Request - Put each line of the records below into a Markdown table with two columns, No. and Text, numbering the rows and leaving out any blank lines.

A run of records
____________

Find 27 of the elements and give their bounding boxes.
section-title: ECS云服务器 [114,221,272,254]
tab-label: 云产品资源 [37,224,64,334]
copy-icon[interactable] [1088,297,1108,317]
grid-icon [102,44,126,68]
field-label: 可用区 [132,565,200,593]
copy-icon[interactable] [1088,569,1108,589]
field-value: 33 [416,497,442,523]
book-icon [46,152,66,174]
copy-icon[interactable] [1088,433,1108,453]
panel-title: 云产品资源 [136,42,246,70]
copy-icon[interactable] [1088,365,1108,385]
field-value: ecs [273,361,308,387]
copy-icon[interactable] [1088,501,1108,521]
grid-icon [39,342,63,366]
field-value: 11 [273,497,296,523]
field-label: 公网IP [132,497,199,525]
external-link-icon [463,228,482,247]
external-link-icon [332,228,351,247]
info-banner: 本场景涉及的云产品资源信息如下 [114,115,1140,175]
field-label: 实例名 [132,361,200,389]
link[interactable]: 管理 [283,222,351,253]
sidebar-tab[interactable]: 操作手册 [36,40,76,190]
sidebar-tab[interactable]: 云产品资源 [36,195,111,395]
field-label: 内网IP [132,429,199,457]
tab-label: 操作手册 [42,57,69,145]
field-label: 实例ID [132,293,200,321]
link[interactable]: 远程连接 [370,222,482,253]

____________

Final answer -
| No. | Text |
|---|---|
| 1 | Find 27 of the elements and give their bounding boxes. |
| 2 | section-title: ECS云服务器 [114,221,272,254] |
| 3 | tab-label: 云产品资源 [37,224,64,334] |
| 4 | copy-icon[interactable] [1088,297,1108,317] |
| 5 | grid-icon [102,44,126,68] |
| 6 | field-label: 可用区 [132,565,200,593] |
| 7 | copy-icon[interactable] [1088,569,1108,589] |
| 8 | field-value: 33 [416,497,442,523] |
| 9 | book-icon [46,152,66,174] |
| 10 | copy-icon[interactable] [1088,433,1108,453] |
| 11 | panel-title: 云产品资源 [136,42,246,70] |
| 12 | copy-icon[interactable] [1088,365,1108,385] |
| 13 | field-value: ecs [273,361,308,387] |
| 14 | copy-icon[interactable] [1088,501,1108,521] |
| 15 | grid-icon [39,342,63,366] |
| 16 | field-value: 11 [273,497,296,523] |
| 17 | field-label: 公网IP [132,497,199,525] |
| 18 | external-link-icon [463,228,482,247] |
| 19 | external-link-icon [332,228,351,247] |
| 20 | info-banner: 本场景涉及的云产品资源信息如下 [114,115,1140,175] |
| 21 | field-label: 实例名 [132,361,200,389] |
| 22 | link[interactable]: 管理 [283,222,351,253] |
| 23 | sidebar-tab[interactable]: 操作手册 [36,40,76,190] |
| 24 | sidebar-tab[interactable]: 云产品资源 [36,195,111,395] |
| 25 | field-label: 内网IP [132,429,199,457] |
| 26 | tab-label: 操作手册 [42,57,69,145] |
| 27 | field-label: 实例ID [132,293,200,321] |
| 28 | link[interactable]: 远程连接 [370,222,482,253] |